### PROBLEM TO SOLVE
Your task is to extract every line from the material below exactly.
[START DATA FOR THIS TASK]
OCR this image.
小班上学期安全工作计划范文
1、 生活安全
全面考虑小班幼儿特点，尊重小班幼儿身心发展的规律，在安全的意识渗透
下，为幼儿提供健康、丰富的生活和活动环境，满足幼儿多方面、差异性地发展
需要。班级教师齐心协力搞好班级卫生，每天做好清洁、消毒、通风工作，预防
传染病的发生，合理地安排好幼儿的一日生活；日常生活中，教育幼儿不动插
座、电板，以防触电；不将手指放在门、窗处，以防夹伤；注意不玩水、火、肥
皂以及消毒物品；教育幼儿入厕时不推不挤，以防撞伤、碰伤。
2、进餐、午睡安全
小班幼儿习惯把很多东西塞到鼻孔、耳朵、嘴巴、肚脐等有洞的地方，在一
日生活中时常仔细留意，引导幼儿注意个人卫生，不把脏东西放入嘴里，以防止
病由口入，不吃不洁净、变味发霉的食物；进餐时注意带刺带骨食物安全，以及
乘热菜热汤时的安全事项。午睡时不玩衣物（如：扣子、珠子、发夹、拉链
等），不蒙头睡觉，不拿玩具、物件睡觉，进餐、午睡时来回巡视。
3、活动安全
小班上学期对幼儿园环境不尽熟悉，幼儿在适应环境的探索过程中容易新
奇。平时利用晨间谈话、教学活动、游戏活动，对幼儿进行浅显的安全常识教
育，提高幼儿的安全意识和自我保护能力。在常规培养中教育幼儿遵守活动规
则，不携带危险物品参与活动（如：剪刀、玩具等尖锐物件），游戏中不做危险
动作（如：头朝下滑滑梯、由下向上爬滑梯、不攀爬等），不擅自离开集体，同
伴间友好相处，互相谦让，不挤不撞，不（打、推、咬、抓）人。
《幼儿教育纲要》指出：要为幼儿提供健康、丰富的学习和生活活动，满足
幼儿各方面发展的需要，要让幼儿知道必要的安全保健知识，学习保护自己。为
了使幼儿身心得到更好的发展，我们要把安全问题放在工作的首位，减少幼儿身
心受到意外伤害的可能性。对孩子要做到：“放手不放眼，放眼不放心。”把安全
[END DATA FOR THIS TASK]
### TASK SOLUTION
OCR this image.
小班上学期安全工作计划范文
1、 生活安全
全面考虑小班幼儿特点，尊重小班幼儿身心发展的规律，在安全的意识渗透
下，为幼儿提供健康、丰富的生活和活动环境，满足幼儿多方面、差异性地发展
需要。班级教师齐心协力搞好班级卫生，每天做好清洁、消毒、通风工作，预防
传染病的发生，合理地安排好幼儿的一日生活；日常生活中，教育幼儿不动插
座、电板，以防触电；不将手指放在门、窗处，以防夹伤；注意不玩水、火、肥
皂以及消毒物品；教育幼儿入厕时不推不挤，以防撞伤、碰伤。
2、进餐、午睡安全
小班幼儿习惯把很多东西塞到鼻孔、耳朵、嘴巴、肚脐等有洞的地方，在一
日生活中时常仔细留意，引导幼儿注意个人卫生，不把脏东西放入嘴里，以防止
病由口入，不吃不洁净、变味发霉的食物；进餐时注意带刺带骨食物安全，以及
乘热菜热汤时的安全事项。午睡时不玩衣物（如：扣子、珠子、发夹、拉链
等），不蒙头睡觉，不拿玩具、物件睡觉，进餐、午睡时来回巡视。
3、活动安全
小班上学期对幼儿园环境不尽熟悉，幼儿在适应环境的探索过程中容易新
奇。平时利用晨间谈话、教学活动、游戏活动，对幼儿进行浅显的安全常识教
育，提高幼儿的安全意识和自我保护能力。在常规培养中教育幼儿遵守活动规
则，不携带危险物品参与活动（如：剪刀、玩具等尖锐物件），游戏中不做危险
动作（如：头朝下滑滑梯、由下向上爬滑梯、不攀爬等），不擅自离开集体，同
伴间友好相处，互相谦让，不挤不撞，不（打、推、咬、抓）人。
《幼儿教育纲要》指出：要为幼儿提供健康、丰富的学习和生活活动，满足
幼儿各方面发展的需要，要让幼儿知道必要的安全保健知识，学习保护自己。为
了使幼儿身心得到更好的发展，我们要把安全问题放在工作的首位，减少幼儿身
心受到意外伤害的可能性。对孩子要做到：“放手不放眼，放眼不放心。”把安全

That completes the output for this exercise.